Using the listing below, select the lines with the word "proceso" and copy them.
-------- Dataset records --------
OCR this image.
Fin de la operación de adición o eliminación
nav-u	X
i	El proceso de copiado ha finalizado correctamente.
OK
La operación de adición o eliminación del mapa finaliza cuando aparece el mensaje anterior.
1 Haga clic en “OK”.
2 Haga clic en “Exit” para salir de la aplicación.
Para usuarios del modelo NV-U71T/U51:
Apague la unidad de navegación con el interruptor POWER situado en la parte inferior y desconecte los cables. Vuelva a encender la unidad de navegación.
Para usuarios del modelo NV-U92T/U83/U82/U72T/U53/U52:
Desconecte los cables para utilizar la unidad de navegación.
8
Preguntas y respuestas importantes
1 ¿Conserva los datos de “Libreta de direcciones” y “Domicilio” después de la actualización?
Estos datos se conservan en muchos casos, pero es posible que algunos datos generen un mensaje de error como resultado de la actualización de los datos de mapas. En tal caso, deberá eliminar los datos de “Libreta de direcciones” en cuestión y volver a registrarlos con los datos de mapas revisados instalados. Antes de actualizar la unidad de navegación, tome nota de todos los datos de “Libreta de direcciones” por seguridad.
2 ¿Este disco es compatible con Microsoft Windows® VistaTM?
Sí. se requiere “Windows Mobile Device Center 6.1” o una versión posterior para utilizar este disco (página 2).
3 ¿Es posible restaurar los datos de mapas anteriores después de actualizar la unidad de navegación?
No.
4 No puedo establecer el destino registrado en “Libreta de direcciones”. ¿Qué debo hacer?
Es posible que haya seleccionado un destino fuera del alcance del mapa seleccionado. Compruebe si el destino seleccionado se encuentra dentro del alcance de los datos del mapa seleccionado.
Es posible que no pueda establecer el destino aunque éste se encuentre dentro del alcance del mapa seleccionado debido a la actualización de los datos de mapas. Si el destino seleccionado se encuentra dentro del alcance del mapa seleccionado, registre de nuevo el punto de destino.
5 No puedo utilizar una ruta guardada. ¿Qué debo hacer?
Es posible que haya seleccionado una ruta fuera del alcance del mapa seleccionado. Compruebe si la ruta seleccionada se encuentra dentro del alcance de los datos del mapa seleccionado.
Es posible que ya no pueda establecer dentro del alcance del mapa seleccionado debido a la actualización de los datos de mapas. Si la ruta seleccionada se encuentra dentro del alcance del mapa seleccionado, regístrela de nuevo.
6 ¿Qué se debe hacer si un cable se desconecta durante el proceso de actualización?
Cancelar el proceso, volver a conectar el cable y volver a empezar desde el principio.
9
--------
-------- Dataset records --------
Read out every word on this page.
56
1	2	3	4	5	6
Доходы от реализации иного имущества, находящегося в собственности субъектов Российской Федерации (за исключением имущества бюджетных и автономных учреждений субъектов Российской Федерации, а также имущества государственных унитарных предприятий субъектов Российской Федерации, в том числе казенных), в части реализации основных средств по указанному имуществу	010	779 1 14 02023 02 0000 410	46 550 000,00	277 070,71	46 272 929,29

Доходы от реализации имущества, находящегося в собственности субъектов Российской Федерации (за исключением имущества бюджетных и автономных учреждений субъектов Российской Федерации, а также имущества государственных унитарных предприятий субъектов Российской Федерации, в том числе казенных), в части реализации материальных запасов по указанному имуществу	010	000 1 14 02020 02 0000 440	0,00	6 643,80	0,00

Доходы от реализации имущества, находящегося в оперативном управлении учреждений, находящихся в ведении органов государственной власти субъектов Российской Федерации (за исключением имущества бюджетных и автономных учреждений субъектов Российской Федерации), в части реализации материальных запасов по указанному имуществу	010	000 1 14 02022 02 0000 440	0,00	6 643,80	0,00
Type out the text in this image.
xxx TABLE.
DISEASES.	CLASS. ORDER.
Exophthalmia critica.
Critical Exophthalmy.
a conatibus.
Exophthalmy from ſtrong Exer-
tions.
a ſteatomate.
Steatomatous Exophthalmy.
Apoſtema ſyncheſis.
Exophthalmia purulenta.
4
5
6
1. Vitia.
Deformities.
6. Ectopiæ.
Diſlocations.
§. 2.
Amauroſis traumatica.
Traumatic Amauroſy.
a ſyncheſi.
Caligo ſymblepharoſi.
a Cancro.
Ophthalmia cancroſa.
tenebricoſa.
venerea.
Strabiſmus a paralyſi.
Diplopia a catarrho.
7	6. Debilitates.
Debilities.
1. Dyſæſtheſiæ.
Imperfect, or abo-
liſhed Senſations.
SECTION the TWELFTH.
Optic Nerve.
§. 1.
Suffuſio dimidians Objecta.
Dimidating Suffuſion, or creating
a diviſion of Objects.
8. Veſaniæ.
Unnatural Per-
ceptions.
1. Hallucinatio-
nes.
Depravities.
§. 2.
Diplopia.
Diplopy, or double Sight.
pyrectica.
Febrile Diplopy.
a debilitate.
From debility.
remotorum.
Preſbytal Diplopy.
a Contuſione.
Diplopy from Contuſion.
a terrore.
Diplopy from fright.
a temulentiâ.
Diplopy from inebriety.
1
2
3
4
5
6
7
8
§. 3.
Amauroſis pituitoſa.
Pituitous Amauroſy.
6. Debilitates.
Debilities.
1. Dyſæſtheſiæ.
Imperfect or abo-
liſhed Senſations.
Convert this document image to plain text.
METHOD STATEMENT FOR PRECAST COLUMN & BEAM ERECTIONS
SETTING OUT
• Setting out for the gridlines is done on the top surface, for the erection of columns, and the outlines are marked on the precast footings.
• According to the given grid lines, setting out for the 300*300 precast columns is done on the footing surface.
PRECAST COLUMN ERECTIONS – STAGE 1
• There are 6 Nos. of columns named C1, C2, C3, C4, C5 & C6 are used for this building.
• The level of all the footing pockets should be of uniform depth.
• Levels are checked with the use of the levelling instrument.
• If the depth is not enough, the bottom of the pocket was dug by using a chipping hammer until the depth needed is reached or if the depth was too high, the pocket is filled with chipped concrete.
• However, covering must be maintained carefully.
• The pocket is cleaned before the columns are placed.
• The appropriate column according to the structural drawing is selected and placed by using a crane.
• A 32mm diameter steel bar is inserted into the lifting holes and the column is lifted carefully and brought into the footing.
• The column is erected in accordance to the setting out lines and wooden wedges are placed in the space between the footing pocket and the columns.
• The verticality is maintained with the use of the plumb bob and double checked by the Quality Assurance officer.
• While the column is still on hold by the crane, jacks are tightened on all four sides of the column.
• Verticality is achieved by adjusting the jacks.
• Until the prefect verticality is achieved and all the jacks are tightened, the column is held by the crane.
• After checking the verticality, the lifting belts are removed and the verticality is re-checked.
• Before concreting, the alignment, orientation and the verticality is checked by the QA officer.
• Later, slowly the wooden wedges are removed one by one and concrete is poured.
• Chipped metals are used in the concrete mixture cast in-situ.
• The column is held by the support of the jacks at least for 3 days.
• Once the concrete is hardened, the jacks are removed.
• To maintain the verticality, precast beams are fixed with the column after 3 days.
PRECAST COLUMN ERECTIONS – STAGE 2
--------
The answer –
i	El proceso de copiado ha finalizado correctamente.
6 ¿Qué se debe hacer si un cable se desconecta durante el proceso de actualización?
Cancelar el proceso, volver a conectar el cable y volver a empezar desde el principio.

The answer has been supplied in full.